- HOW TO COMPLETE THIS TASK
From the passage on enterprise technology forecasts, reproduce word for word the part that begins with the words containing "Enterprises have been" and ends with "transformation use cases.".

- SUPPLIED PASSAGE
----------------------------------------
More than half of all spending towards ICT is expected to go towards digital transformation and innovation by 2023. In comparison, this spending was at 27 per cent in 2018, and is growing at a compound annual rate of 17 per cent.

With innovation spending continuing to rise, enterprises are predicted to look to save money with less labour and capital-intensive models, such as cloud technologies.

2. Hybrid/multicloud

By 2022, 70 per cent of enterprises are expected to integrate public and private clouds through the deployment of unified hybrid/multicloud management technologies, tools and processes to meet greater demand for the integration of applications, data and management over multiple cloud providers and locations.

3. Edge

Over half of new enterprise infrastructure deployment has been forecast to focus on the edge, rather than corporate data centres by 2023. In comparison, there are less than 10 per cent of enterprises deploying at the edge.

Further, 2024 is expected to see the number of apps at the edge increase by 800 per cent.

4. Software

The report also predicted enterprises will shift towards software development; by 2025, nearly two-thirds of enterprises are expected to develop and deploy their own code daily, and developers are expected to increase by 1.6 times. In addition, over 90 per cent of apps is predicted to be cloud native and 80 per cent of code is predicted to be externally sourced

Enterprises have been predicted to shift operations to being software driven “digital innovation factories” in order to find a point of differentiation

5. Apps

By 2023, IDC predicted over 500 million digital apps and services will be developed and deployed, which the report claims is the same number of apps developed over the last 40 years. It is also expected most of these apps will be for industry-specific digital transformation use cases.

6. AI

Over half of user interface interactions have been predicted to use AI-enabled computer vision, speech,  natural language processing, and artificial reality and virtual reality by 2024.

Jumping ahead one year later to 2025, at least 90 per cent of new enterprise apps are expected to utilise artificial intelligence (AI) to make apps “smarter”, while 10 per cent of these have been forecast to be “disruptive AI-led applications” which will reach mainstream adoption, the report claims.
----------------------------------------
- DATA EXTRACTS

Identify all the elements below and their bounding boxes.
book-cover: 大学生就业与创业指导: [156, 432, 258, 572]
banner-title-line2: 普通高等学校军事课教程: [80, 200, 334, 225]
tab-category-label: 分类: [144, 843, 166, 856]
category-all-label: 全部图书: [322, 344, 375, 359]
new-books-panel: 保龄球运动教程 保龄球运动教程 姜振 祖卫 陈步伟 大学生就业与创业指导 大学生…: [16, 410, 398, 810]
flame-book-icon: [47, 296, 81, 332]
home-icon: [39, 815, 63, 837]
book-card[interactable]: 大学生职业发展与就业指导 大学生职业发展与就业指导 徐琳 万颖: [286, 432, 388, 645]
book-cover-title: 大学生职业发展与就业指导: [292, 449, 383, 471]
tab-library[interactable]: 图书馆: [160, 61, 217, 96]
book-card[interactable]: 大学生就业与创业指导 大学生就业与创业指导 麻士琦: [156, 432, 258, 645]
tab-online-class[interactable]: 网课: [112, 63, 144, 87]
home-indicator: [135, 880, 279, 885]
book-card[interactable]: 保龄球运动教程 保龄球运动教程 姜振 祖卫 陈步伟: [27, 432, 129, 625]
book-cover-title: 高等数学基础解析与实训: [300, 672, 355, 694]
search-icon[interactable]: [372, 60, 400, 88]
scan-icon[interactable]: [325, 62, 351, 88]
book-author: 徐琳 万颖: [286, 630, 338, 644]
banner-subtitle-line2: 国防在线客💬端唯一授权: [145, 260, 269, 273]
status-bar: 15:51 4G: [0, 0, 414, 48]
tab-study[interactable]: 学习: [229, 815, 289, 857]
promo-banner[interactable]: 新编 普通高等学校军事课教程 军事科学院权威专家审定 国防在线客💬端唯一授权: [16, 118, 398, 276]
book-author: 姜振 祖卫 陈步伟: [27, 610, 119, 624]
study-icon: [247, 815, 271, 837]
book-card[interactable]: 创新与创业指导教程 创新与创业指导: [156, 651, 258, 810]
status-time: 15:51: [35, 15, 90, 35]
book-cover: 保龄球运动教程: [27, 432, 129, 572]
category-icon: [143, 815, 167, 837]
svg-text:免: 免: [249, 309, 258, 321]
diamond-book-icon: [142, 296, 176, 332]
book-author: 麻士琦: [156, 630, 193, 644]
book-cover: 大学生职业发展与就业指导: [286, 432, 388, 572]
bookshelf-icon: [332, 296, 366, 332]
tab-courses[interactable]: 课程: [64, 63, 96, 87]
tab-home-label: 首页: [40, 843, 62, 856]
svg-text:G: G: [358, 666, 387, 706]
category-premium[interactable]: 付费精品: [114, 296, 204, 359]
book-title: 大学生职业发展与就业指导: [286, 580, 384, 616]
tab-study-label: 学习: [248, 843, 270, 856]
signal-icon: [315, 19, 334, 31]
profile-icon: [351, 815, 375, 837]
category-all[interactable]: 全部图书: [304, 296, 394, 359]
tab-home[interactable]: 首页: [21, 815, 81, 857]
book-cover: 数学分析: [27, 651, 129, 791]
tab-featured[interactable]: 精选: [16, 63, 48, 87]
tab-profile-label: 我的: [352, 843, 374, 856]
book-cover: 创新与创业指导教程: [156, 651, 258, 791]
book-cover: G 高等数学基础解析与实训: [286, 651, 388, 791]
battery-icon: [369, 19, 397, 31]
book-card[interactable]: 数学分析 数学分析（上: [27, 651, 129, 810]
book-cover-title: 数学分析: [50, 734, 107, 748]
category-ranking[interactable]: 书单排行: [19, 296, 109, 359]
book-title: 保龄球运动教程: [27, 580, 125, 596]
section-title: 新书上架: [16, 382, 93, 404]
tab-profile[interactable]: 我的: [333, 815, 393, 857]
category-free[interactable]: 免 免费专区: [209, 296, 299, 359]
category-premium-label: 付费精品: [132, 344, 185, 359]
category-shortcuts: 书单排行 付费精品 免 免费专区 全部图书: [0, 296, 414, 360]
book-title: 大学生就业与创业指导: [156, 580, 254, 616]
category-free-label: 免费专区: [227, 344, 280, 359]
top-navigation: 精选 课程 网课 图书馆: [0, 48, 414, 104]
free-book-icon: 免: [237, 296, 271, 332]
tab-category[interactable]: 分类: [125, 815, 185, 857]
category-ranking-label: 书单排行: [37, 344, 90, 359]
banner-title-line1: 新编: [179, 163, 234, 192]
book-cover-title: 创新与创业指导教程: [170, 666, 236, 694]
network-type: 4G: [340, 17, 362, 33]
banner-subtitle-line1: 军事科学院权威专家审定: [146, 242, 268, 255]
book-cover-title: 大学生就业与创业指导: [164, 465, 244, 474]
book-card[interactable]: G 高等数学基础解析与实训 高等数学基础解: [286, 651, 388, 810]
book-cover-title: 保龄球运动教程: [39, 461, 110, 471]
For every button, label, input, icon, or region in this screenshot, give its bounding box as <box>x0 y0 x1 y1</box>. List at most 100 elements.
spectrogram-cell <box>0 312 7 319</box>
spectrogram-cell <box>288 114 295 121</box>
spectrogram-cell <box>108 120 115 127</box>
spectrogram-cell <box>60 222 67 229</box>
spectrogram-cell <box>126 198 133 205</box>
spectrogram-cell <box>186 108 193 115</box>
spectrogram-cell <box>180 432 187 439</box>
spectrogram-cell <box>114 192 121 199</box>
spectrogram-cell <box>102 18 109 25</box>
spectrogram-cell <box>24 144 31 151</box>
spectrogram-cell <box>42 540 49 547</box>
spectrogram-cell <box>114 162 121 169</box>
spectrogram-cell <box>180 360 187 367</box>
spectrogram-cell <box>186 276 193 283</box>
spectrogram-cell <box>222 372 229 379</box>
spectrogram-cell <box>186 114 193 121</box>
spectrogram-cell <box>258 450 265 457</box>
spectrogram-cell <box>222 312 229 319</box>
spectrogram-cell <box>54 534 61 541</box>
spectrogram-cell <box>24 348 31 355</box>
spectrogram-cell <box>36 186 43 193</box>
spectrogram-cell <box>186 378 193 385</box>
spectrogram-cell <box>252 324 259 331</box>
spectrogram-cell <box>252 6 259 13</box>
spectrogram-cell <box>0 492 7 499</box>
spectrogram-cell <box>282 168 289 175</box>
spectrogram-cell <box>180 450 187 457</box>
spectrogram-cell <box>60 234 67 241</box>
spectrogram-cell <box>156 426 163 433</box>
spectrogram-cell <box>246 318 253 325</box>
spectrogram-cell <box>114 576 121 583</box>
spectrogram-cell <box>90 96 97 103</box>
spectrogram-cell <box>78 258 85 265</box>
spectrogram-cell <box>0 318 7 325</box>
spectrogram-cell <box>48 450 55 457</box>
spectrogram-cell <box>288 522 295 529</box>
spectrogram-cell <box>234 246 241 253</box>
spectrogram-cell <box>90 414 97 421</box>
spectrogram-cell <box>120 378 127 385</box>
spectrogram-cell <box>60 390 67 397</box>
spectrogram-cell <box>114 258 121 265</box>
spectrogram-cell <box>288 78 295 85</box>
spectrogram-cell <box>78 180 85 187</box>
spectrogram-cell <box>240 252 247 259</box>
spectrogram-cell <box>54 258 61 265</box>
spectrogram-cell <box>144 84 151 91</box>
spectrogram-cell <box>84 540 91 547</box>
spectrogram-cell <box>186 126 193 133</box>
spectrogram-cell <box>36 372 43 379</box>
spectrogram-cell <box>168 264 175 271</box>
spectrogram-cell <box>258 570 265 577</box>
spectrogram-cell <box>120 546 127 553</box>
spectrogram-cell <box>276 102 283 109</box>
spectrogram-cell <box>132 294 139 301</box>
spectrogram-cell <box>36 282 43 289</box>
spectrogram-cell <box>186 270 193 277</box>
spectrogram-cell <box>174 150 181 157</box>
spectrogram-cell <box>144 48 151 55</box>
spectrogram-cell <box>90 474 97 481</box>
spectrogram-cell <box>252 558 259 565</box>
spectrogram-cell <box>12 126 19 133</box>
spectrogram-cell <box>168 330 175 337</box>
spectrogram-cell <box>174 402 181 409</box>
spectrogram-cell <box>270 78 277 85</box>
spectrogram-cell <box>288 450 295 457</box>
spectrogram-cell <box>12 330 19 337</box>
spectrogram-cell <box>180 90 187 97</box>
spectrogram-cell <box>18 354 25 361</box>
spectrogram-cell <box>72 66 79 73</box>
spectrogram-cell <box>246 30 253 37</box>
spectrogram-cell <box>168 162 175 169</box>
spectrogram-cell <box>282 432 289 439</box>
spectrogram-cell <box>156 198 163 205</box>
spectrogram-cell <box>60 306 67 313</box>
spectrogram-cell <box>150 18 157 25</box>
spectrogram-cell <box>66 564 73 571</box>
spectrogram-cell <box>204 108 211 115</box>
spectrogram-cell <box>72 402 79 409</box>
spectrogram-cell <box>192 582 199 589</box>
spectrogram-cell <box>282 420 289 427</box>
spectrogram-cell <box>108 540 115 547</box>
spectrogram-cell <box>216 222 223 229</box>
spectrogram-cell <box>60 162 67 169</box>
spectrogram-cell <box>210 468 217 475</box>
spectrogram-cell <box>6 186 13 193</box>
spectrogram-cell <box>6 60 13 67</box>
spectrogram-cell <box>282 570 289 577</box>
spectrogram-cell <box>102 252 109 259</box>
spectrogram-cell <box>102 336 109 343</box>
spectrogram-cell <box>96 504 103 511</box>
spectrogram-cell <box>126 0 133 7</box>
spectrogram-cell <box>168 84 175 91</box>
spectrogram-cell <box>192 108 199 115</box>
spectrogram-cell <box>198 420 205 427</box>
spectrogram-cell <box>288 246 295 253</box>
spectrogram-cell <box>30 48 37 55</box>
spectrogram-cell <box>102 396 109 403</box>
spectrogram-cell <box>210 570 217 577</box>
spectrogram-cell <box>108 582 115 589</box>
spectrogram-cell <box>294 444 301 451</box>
----------------------------------------
- RESPONSE TO THE EXERCISE
Enterprises have been predicted to shift operations to being software driven “digital innovation factories” in order to find a point of differentiation

5. Apps

By 2023, IDC predicted over 500 million digital apps and services will be developed and deployed, which the report claims is the same number of apps developed over the last 40 years. It is also expected most of these apps will be for industry-specific digital transformation use cases.